◆ WHAT IS BEING ASKED
Reproduce the entries exactly.
-- START OF THE INPUT --
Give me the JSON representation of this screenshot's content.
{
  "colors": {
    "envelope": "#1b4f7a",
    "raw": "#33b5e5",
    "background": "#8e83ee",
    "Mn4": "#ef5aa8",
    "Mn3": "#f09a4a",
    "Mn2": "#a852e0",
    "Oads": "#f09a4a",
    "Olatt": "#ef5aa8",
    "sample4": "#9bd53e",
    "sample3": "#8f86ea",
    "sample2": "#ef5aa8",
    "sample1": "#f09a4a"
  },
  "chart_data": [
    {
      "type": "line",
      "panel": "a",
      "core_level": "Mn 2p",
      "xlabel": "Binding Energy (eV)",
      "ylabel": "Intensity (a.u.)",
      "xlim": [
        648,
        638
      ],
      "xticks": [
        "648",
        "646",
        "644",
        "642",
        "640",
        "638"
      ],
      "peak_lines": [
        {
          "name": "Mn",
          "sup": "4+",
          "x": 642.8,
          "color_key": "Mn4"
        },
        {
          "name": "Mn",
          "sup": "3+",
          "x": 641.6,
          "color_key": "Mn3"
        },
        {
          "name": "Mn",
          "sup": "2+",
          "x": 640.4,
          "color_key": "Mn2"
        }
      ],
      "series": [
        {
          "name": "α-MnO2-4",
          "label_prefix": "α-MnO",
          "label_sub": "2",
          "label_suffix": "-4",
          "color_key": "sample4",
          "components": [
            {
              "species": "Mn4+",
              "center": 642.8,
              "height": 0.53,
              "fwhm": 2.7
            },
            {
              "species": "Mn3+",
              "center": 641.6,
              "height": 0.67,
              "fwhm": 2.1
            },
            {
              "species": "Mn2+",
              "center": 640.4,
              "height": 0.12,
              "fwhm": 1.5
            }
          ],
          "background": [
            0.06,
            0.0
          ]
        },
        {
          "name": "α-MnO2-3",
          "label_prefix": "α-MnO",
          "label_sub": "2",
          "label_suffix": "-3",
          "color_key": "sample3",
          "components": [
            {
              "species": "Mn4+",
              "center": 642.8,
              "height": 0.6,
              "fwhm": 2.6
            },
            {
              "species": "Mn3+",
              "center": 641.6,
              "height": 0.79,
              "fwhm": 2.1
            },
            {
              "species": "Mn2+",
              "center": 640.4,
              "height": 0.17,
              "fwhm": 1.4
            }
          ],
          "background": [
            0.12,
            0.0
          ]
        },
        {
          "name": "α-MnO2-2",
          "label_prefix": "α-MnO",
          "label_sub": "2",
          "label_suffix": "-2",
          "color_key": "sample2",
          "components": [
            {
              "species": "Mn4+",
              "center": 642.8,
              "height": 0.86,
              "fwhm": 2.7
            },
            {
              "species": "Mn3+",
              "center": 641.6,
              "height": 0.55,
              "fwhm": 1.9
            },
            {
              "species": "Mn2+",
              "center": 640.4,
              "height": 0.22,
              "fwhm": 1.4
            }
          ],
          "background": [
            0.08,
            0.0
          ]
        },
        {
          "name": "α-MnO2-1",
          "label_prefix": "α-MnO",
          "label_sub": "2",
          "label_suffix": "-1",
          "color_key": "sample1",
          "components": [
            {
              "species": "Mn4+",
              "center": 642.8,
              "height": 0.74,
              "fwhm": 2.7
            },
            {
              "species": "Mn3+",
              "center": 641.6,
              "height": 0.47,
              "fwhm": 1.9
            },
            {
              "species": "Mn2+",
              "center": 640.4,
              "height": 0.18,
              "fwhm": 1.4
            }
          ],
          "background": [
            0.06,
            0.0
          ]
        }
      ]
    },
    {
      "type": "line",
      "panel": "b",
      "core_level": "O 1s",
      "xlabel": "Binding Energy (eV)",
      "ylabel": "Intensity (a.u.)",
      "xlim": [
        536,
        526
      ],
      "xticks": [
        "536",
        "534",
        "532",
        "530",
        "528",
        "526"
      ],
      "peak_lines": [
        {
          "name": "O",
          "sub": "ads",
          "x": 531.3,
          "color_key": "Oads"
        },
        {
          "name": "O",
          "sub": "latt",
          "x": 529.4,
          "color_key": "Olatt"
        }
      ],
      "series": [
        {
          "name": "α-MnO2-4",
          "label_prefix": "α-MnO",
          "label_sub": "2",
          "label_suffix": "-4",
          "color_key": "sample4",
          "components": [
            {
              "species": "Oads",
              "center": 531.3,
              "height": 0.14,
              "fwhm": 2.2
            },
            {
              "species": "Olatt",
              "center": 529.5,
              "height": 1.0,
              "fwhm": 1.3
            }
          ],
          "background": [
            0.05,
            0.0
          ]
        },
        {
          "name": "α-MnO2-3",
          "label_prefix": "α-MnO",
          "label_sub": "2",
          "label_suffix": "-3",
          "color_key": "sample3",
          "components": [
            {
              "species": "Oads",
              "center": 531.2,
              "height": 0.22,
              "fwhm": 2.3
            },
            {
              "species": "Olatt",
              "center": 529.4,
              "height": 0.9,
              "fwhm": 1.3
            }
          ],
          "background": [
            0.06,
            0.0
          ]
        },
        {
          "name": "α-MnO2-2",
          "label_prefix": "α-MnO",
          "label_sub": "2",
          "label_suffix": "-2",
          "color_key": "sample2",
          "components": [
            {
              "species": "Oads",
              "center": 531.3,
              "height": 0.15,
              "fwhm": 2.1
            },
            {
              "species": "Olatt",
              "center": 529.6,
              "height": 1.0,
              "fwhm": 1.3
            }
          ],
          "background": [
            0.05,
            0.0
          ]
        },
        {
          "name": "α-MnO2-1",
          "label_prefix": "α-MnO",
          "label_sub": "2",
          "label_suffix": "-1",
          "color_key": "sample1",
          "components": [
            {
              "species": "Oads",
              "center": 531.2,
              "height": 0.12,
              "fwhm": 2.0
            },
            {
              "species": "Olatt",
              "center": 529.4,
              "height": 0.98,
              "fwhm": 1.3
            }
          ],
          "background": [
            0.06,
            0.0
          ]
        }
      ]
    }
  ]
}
-- END OF THE INPUT --
◆ COMPLETED EXERCISE
Give me the JSON representation of this screenshot's content.
{
  "colors": {
    "envelope": "#1b4f7a",
    "raw": "#33b5e5",
    "background": "#8e83ee",
    "Mn4": "#ef5aa8",
    "Mn3": "#f09a4a",
    "Mn2": "#a852e0",
    "Oads": "#f09a4a",
    "Olatt": "#ef5aa8",
    "sample4": "#9bd53e",
    "sample3": "#8f86ea",
    "sample2": "#ef5aa8",
    "sample1": "#f09a4a"
  },
  "chart_data": [
    {
      "type": "line",
      "panel": "a",
      "core_level": "Mn 2p",
      "xlabel": "Binding Energy (eV)",
      "ylabel": "Intensity (a.u.)",
      "xlim": [
        648,
        638
      ],
      "xticks": [
        "648",
        "646",
        "644",
        "642",
        "640",
        "638"
      ],
      "peak_lines": [
        {
          "name": "Mn",
          "sup": "4+",
          "x": 642.8,
          "color_key": "Mn4"
        },
        {
          "name": "Mn",
          "sup": "3+",
          "x": 641.6,
          "color_key": "Mn3"
        },
        {
          "name": "Mn",
          "sup": "2+",
          "x": 640.4,
          "color_key": "Mn2"
        }
      ],
      "series": [
        {
          "name": "α-MnO2-4",
          "label_prefix": "α-MnO",
          "label_sub": "2",
          "label_suffix": "-4",
          "color_key": "sample4",
          "components": [
            {
              "species": "Mn4+",
              "center": 642.8,
              "height": 0.53,
              "fwhm": 2.7
            },
            {
              "species": "Mn3+",
              "center": 641.6,
              "height": 0.67,
              "fwhm": 2.1
            },
            {
              "species": "Mn2+",
              "center": 640.4,
              "height": 0.12,
              "fwhm": 1.5
            }
          ],
          "background": [
            0.06,
            0.0
          ]
        },
        {
          "name": "α-MnO2-3",
          "label_prefix": "α-MnO",
          "label_sub": "2",
          "label_suffix": "-3",
          "color_key": "sample3",
          "components": [
            {
              "species": "Mn4+",
              "center": 642.8,
              "height": 0.6,
              "fwhm": 2.6
            },
            {
              "species": "Mn3+",
              "center": 641.6,
              "height": 0.79,
              "fwhm": 2.1
            },
            {
              "species": "Mn2+",
              "center": 640.4,
              "height": 0.17,
              "fwhm": 1.4
            }
          ],
          "background": [
            0.12,
            0.0
          ]
        },
        {
          "name": "α-MnO2-2",
          "label_prefix": "α-MnO",
          "label_sub": "2",
          "label_suffix": "-2",
          "color_key": "sample2",
          "components": [
            {
              "species": "Mn4+",
              "center": 642.8,
              "height": 0.86,
              "fwhm": 2.7
            },
            {
              "species": "Mn3+",
              "center": 641.6,
              "height": 0.55,
              "fwhm": 1.9
            },
            {
              "species": "Mn2+",
              "center": 640.4,
              "height": 0.22,
              "fwhm": 1.4
            }
          ],
          "background": [
            0.08,
            0.0
          ]
        },
        {
          "name": "α-MnO2-1",
          "label_prefix": "α-MnO",
          "label_sub": "2",
          "label_suffix": "-1",
          "color_key": "sample1",
          "components": [
            {
              "species": "Mn4+",
              "center": 642.8,
              "height": 0.74,
              "fwhm": 2.7
            },
            {
              "species": "Mn3+",
              "center": 641.6,
              "height": 0.47,
              "fwhm": 1.9
            },
            {
              "species": "Mn2+",
              "center": 640.4,
              "height": 0.18,
              "fwhm": 1.4
            }
          ],
          "background": [
            0.06,
            0.0
          ]
        }
      ]
    },
    {
      "type": "line",
      "panel": "b",
      "core_level": "O 1s",
      "xlabel": "Binding Energy (eV)",
      "ylabel": "Intensity (a.u.)",
      "xlim": [
        536,
        526
      ],
      "xticks": [
        "536",
        "534",
        "532",
        "530",
        "528",
        "526"
      ],
      "peak_lines": [
        {
          "name": "O",
          "sub": "ads",
          "x": 531.3,
          "color_key": "Oads"
        },
        {
          "name": "O",
          "sub": "latt",
          "x": 529.4,
          "color_key": "Olatt"
        }
      ],
      "series": [
        {
          "name": "α-MnO2-4",
          "label_prefix": "α-MnO",
          "label_sub": "2",
          "label_suffix": "-4",
          "color_key": "sample4",
          "components": [
            {
              "species": "Oads",
              "center": 531.3,
              "height": 0.14,
              "fwhm": 2.2
            },
            {
              "species": "Olatt",
              "center": 529.5,
              "height": 1.0,
              "fwhm": 1.3
            }
          ],
          "background": [
            0.05,
            0.0
          ]
        },
        {
          "name": "α-MnO2-3",
          "label_prefix": "α-MnO",
          "label_sub": "2",
          "label_suffix": "-3",
          "color_key": "sample3",
          "components": [
            {
              "species": "Oads",
              "center": 531.2,
              "height": 0.22,
              "fwhm": 2.3
            },
            {
              "species": "Olatt",
              "center": 529.4,
              "height": 0.9,
              "fwhm": 1.3
            }
          ],
          "background": [
            0.06,
            0.0
          ]
        },
        {
          "name": "α-MnO2-2",
          "label_prefix": "α-MnO",
          "label_sub": "2",
          "label_suffix": "-2",
          "color_key": "sample2",
          "components": [
            {
              "species": "Oads",
              "center": 531.3,
              "height": 0.15,
              "fwhm": 2.1
            },
            {
              "species": "Olatt",
              "center": 529.6,
              "height": 1.0,
              "fwhm": 1.3
            }
          ],
          "background": [
            0.05,
            0.0
          ]
        },
        {
          "name": "α-MnO2-1",
          "label_prefix": "α-MnO",
          "label_sub": "2",
          "label_suffix": "-1",
          "color_key": "sample1",
          "components": [
            {
              "species": "Oads",
              "center": 531.2,
              "height": 0.12,
              "fwhm": 2.0
            },
            {
              "species": "Olatt",
              "center": 529.4,
              "height": 0.98,
              "fwhm": 1.3
            }
          ],
          "background": [
            0.06,
            0.0
          ]
        }
      ]
    }
  ]
}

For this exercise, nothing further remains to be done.